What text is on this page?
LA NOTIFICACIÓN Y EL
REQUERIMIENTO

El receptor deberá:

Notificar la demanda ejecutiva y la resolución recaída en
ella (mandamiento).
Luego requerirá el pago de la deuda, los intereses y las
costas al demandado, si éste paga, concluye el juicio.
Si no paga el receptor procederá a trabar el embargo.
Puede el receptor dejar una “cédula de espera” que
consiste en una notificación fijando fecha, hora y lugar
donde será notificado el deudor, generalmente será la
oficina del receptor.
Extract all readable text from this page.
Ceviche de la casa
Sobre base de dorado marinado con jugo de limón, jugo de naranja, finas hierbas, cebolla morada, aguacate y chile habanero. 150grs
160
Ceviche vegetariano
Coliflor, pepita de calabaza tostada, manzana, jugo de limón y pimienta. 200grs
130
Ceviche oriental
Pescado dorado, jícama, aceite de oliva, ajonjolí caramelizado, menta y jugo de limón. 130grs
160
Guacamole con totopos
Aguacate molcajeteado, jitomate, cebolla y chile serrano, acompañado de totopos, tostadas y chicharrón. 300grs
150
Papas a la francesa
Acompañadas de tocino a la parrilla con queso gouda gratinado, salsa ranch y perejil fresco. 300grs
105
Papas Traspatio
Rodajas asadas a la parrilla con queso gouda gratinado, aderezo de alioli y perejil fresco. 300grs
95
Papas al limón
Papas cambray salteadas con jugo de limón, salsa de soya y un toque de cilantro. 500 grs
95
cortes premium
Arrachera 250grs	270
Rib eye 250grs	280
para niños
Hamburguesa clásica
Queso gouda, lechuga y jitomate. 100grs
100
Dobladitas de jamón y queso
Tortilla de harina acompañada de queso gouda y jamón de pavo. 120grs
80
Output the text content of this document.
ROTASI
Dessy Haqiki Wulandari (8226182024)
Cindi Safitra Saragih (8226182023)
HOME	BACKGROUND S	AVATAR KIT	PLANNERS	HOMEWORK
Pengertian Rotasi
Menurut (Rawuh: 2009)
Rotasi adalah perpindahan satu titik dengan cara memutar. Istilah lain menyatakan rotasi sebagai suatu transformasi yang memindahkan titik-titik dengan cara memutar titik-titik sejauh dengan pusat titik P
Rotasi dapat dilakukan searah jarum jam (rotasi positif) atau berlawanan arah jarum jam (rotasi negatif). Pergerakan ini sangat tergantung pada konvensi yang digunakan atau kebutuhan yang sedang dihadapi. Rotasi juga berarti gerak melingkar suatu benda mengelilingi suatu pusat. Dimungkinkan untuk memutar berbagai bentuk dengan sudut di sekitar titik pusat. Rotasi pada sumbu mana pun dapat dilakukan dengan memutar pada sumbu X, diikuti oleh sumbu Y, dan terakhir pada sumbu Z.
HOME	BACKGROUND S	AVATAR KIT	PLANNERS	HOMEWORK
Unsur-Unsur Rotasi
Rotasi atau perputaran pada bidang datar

================================

• **Aim**: Repeat only what runs from the line holding "Output the text content of this document." to the end of the data, keeping every line exactly as written, first and last included.

• **Reply to the task**:
Output the text content of this document.
ROTASI
Dessy Haqiki Wulandari (8226182024)
Cindi Safitra Saragih (8226182023)
HOME	BACKGROUND S	AVATAR KIT	PLANNERS	HOMEWORK
Pengertian Rotasi
Menurut (Rawuh: 2009)
Rotasi adalah perpindahan satu titik dengan cara memutar. Istilah lain menyatakan rotasi sebagai suatu transformasi yang memindahkan titik-titik dengan cara memutar titik-titik sejauh dengan pusat titik P
Rotasi dapat dilakukan searah jarum jam (rotasi positif) atau berlawanan arah jarum jam (rotasi negatif). Pergerakan ini sangat tergantung pada konvensi yang digunakan atau kebutuhan yang sedang dihadapi. Rotasi juga berarti gerak melingkar suatu benda mengelilingi suatu pusat. Dimungkinkan untuk memutar berbagai bentuk dengan sudut di sekitar titik pusat. Rotasi pada sumbu mana pun dapat dilakukan dengan memutar pada sumbu X, diikuti oleh sumbu Y, dan terakhir pada sumbu Z.
HOME	BACKGROUND S	AVATAR KIT	PLANNERS	HOMEWORK
Unsur-Unsur Rotasi
Rotasi atau perputaran pada bidang datar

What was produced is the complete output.